Gather every line in the records below that contains the word "鲁迅先生生活清贫".

· · · ·

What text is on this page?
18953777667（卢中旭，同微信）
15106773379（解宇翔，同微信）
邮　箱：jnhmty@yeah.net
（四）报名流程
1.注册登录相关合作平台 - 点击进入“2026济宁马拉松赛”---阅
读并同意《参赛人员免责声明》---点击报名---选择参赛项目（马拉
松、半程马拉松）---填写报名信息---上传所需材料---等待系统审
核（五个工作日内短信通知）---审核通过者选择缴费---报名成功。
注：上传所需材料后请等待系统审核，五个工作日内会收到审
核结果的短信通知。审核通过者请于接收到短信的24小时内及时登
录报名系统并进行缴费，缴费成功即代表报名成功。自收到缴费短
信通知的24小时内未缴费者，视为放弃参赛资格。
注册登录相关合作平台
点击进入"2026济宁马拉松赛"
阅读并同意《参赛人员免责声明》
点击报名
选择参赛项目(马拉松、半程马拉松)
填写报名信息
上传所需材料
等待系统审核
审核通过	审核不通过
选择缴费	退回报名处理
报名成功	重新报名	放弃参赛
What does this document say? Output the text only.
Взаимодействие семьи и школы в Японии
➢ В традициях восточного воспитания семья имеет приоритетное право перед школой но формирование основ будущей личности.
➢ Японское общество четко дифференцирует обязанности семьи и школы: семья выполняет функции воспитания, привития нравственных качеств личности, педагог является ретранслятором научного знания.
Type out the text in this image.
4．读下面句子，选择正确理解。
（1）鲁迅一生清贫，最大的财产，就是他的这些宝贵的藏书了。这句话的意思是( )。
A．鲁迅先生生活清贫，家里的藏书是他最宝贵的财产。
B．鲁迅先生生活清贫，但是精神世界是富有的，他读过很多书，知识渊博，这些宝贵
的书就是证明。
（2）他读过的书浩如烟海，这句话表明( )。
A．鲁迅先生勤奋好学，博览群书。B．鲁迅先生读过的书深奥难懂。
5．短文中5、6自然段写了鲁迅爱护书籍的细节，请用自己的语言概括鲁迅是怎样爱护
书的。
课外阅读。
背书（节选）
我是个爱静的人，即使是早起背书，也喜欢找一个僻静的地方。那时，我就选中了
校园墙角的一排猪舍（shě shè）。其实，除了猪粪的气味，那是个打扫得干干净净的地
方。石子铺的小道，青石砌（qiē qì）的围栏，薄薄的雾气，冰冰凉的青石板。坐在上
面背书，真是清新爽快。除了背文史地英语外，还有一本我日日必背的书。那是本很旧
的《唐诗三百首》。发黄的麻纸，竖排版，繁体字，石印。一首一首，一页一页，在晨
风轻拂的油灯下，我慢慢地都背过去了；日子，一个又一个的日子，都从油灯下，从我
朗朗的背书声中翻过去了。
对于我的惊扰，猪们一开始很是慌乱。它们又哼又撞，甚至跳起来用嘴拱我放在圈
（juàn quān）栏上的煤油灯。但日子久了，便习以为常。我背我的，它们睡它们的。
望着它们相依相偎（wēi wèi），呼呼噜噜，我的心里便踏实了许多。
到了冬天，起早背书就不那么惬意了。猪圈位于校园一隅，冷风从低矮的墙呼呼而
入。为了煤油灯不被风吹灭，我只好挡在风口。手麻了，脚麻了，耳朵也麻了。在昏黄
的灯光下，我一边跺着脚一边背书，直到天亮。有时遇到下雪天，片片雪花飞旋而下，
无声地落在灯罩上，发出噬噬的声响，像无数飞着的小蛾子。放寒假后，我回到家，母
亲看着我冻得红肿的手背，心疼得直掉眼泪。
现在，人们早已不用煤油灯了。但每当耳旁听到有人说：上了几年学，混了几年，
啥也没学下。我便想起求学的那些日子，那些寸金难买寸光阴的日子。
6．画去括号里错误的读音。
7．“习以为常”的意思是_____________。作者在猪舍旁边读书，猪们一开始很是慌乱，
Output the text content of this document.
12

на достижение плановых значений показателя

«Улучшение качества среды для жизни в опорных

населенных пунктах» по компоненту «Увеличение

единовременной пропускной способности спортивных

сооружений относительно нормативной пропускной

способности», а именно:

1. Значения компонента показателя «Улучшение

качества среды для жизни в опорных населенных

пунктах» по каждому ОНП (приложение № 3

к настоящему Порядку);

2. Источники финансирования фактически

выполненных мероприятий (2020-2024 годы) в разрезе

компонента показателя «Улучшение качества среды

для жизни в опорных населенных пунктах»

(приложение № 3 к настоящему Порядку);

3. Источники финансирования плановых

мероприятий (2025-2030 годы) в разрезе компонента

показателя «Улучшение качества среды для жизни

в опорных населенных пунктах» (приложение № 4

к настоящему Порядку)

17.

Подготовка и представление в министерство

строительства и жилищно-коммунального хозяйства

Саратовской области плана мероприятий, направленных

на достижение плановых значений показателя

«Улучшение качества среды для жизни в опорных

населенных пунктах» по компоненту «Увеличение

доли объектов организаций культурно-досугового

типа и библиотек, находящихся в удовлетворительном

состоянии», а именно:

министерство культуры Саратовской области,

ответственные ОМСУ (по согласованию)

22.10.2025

· · · ·

## Exercise answer:
A．鲁迅先生生活清贫，家里的藏书是他最宝贵的财产。
B．鲁迅先生生活清贫，但是精神世界是富有的，他读过很多书，知识渊博，这些宝贵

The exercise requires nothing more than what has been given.